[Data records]
◇ ◇ ◇

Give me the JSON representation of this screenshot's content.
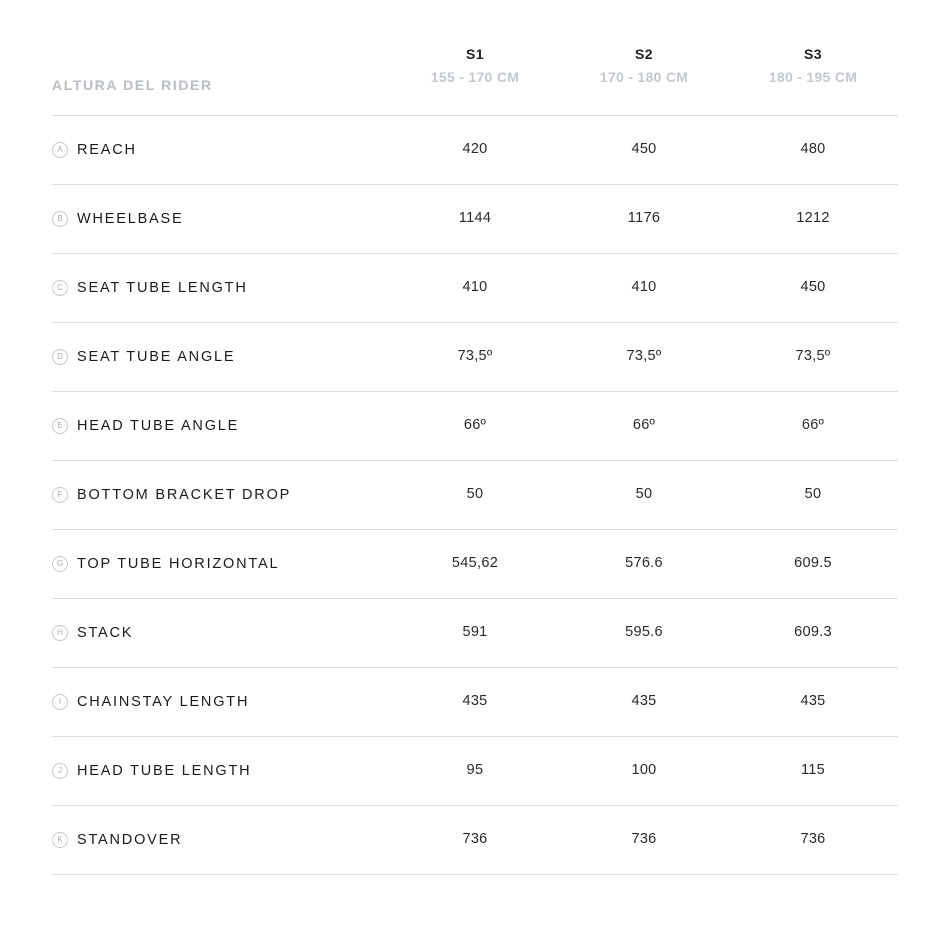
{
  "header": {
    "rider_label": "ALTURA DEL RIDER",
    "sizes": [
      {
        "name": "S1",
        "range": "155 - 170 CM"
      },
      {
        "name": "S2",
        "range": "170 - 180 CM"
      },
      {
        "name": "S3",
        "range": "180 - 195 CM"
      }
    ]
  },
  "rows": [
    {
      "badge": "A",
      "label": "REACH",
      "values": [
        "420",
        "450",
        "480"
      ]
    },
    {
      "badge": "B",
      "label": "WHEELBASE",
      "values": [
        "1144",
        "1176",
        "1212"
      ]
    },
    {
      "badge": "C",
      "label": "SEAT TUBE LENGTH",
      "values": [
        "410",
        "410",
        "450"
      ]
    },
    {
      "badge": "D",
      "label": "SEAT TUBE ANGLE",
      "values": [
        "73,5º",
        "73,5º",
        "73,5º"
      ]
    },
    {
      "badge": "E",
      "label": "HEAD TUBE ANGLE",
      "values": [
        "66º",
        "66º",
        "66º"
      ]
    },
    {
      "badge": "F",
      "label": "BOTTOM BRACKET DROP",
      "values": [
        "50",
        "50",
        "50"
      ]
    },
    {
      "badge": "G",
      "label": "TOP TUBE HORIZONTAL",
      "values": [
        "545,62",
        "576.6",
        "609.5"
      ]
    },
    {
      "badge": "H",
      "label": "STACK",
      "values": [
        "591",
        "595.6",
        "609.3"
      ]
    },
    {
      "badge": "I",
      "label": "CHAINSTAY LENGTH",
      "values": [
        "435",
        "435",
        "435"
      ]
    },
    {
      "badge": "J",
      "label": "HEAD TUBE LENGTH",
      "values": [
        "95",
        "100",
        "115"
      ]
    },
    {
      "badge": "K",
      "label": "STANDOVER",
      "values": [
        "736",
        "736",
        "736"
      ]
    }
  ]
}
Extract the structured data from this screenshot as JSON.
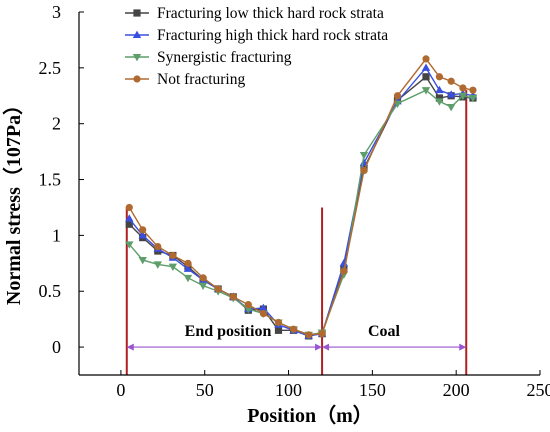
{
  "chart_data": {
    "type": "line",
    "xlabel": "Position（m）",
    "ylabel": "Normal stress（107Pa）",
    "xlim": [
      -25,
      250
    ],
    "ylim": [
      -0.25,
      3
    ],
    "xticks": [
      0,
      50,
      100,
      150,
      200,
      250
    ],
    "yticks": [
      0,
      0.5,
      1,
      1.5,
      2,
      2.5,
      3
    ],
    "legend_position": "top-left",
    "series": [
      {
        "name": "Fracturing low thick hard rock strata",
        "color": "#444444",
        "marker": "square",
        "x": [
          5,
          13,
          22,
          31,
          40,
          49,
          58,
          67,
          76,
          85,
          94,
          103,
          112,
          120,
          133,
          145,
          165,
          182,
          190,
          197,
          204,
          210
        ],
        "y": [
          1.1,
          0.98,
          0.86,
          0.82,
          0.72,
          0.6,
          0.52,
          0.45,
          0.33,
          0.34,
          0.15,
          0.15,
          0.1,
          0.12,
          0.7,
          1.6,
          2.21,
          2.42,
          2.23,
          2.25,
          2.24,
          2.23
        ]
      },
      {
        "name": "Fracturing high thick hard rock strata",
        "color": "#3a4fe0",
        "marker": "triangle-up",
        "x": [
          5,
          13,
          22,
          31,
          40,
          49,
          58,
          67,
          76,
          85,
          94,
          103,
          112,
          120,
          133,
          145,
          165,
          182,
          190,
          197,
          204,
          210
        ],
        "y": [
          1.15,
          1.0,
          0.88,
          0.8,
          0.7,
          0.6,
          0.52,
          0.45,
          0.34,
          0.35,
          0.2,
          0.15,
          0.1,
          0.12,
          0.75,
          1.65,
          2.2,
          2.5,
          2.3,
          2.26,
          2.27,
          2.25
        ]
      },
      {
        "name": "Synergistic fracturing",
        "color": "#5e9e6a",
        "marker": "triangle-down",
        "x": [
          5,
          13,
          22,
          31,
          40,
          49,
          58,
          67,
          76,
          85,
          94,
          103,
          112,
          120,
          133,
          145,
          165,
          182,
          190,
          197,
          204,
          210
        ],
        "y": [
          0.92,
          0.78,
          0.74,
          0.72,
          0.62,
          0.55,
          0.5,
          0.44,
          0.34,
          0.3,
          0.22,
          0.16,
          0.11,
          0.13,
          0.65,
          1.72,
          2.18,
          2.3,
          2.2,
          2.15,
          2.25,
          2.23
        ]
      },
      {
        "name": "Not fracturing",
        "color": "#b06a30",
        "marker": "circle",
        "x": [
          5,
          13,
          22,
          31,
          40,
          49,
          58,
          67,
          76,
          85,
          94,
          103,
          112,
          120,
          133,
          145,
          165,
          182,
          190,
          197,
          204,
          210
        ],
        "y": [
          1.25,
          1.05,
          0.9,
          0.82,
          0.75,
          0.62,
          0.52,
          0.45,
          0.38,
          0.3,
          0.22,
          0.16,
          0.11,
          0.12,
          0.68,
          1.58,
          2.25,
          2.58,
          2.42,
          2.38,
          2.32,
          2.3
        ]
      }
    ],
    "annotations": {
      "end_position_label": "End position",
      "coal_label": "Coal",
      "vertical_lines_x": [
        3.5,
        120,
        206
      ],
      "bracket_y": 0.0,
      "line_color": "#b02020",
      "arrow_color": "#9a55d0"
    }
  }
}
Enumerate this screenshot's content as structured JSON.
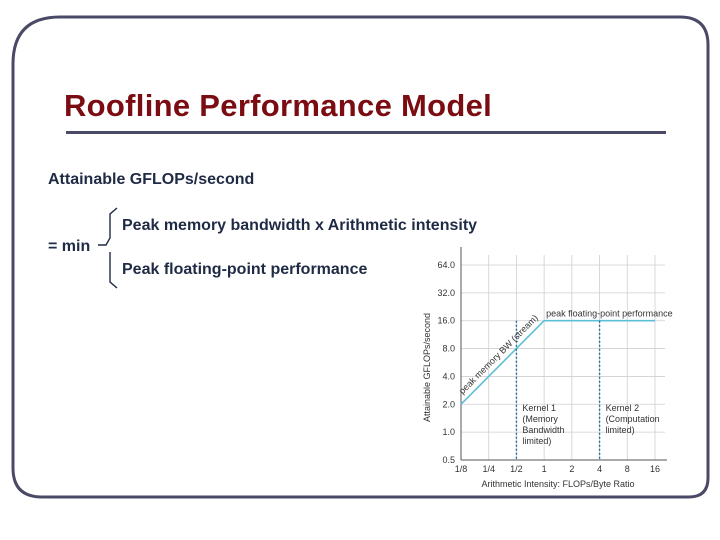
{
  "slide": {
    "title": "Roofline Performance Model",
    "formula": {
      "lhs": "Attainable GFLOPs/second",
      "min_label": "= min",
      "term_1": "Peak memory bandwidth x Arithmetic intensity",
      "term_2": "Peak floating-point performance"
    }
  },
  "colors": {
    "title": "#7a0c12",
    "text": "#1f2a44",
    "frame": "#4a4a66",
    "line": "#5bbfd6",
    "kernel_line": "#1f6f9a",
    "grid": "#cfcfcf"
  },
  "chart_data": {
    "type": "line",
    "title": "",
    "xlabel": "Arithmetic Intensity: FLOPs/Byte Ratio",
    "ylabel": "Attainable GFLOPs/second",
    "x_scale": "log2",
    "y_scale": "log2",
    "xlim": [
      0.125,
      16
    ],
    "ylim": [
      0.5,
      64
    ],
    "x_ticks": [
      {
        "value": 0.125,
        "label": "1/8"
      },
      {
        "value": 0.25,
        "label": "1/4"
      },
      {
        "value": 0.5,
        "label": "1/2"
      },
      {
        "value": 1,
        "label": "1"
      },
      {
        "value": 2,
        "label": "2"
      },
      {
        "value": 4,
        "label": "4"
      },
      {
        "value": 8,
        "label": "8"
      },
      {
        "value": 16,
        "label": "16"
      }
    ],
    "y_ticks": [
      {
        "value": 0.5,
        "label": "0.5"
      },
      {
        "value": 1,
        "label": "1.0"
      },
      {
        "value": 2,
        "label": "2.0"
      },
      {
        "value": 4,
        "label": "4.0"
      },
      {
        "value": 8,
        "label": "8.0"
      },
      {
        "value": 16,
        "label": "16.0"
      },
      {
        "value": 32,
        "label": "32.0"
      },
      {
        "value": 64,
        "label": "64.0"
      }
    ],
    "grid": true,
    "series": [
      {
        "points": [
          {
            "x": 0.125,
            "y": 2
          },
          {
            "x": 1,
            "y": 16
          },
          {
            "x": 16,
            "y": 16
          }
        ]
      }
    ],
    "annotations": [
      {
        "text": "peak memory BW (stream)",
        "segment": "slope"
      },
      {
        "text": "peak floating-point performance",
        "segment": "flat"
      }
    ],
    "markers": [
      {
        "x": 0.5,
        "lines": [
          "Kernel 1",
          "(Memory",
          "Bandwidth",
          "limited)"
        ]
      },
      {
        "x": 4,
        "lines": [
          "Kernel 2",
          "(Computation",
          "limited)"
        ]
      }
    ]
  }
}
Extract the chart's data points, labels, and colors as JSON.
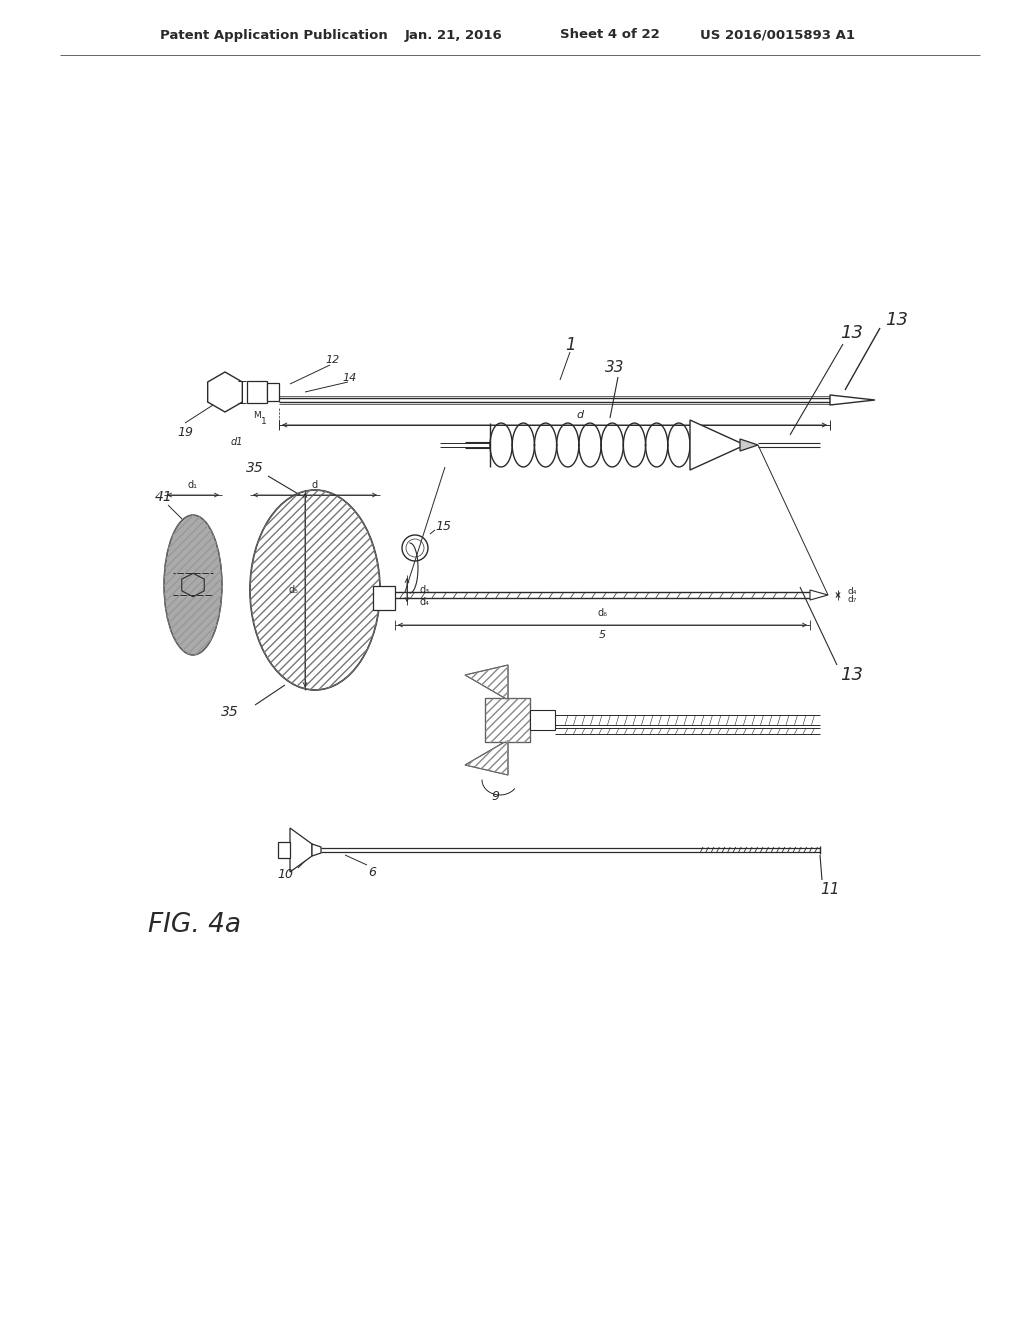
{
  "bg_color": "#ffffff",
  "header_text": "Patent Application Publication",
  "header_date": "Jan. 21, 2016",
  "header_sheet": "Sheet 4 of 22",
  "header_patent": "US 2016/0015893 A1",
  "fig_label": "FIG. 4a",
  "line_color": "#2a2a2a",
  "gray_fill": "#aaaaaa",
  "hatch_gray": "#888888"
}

◇ ◇ ◇

● Problem details
Skip all pictures. Write out only the lines from the one containing "Extract the chart's" to the end of the listing above, inclusive, exactly as given.

● Reply to the task
Extract the chart's data points, labels, and colors as JSON.
{
  "bg_color": "#ffffff",
  "header_text": "Patent Application Publication",
  "header_date": "Jan. 21, 2016",
  "header_sheet": "Sheet 4 of 22",
  "header_patent": "US 2016/0015893 A1",
  "fig_label": "FIG. 4a",
  "line_color": "#2a2a2a",
  "gray_fill": "#aaaaaa",
  "hatch_gray": "#888888"
}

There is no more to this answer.